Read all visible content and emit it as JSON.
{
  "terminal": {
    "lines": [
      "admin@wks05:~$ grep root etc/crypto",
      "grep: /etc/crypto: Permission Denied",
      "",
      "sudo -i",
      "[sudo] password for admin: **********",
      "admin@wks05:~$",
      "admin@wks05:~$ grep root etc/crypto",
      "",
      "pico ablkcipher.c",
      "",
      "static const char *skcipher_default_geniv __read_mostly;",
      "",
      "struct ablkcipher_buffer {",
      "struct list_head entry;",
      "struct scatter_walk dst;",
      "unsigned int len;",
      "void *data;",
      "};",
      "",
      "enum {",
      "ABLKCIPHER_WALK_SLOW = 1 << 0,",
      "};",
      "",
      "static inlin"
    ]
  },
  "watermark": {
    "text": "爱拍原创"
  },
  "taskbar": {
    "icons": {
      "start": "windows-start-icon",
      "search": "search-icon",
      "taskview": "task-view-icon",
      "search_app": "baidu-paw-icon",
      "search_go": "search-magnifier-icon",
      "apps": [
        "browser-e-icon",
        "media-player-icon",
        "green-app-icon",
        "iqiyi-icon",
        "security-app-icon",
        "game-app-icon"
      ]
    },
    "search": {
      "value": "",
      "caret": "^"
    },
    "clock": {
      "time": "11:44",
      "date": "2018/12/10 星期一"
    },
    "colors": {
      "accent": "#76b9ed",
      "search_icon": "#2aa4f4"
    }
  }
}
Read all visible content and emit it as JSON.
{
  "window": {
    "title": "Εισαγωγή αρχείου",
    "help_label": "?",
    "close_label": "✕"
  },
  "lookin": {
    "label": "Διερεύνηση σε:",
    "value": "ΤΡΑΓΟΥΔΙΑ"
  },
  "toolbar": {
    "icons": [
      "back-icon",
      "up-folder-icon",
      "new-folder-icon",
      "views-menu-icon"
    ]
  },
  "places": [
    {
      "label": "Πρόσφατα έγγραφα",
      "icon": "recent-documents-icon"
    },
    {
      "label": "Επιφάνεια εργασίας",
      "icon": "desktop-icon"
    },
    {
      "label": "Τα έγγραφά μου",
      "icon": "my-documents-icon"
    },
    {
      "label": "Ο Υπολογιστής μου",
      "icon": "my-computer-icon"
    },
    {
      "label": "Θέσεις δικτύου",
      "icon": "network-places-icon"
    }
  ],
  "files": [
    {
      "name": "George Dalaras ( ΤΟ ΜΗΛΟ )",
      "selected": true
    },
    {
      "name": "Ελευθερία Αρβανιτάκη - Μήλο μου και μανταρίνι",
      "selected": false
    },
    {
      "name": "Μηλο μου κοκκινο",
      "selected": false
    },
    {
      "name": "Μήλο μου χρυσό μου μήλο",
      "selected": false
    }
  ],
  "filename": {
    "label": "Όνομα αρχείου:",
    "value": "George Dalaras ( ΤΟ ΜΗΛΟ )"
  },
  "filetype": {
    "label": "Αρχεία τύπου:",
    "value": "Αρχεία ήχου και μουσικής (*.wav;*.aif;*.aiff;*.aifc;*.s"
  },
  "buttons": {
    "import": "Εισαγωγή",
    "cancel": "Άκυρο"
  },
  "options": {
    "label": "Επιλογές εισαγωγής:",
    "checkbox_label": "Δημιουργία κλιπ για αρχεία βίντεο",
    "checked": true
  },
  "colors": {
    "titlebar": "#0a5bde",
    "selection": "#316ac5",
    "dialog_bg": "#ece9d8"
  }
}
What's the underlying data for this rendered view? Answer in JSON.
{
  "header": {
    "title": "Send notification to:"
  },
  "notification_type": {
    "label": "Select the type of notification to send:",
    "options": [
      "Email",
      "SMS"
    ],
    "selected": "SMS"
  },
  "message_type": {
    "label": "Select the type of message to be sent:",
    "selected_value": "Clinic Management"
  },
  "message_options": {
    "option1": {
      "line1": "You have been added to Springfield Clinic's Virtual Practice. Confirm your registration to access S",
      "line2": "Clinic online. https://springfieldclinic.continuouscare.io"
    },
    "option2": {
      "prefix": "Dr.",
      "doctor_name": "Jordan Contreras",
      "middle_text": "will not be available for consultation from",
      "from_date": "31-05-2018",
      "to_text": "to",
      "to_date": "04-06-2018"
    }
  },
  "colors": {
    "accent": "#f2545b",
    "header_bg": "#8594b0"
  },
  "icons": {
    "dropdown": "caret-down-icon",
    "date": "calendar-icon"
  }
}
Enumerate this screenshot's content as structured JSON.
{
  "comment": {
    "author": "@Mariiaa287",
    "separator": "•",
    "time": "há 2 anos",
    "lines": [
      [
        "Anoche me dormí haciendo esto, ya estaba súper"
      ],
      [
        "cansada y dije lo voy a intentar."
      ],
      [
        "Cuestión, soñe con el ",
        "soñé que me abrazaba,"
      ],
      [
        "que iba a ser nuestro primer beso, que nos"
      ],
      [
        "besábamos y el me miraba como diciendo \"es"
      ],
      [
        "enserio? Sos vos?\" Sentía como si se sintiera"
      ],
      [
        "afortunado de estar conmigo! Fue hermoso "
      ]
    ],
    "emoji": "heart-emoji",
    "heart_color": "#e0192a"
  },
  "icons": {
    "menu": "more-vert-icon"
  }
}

● ● ● ● ●

:: What is required ::
Where does the word "George" appear? Return each line that holds it.

:: Output of the exercise ::
      "name": "George Dalaras ( ΤΟ ΜΗΛΟ )",
    "value": "George Dalaras ( ΤΟ ΜΗΛΟ )"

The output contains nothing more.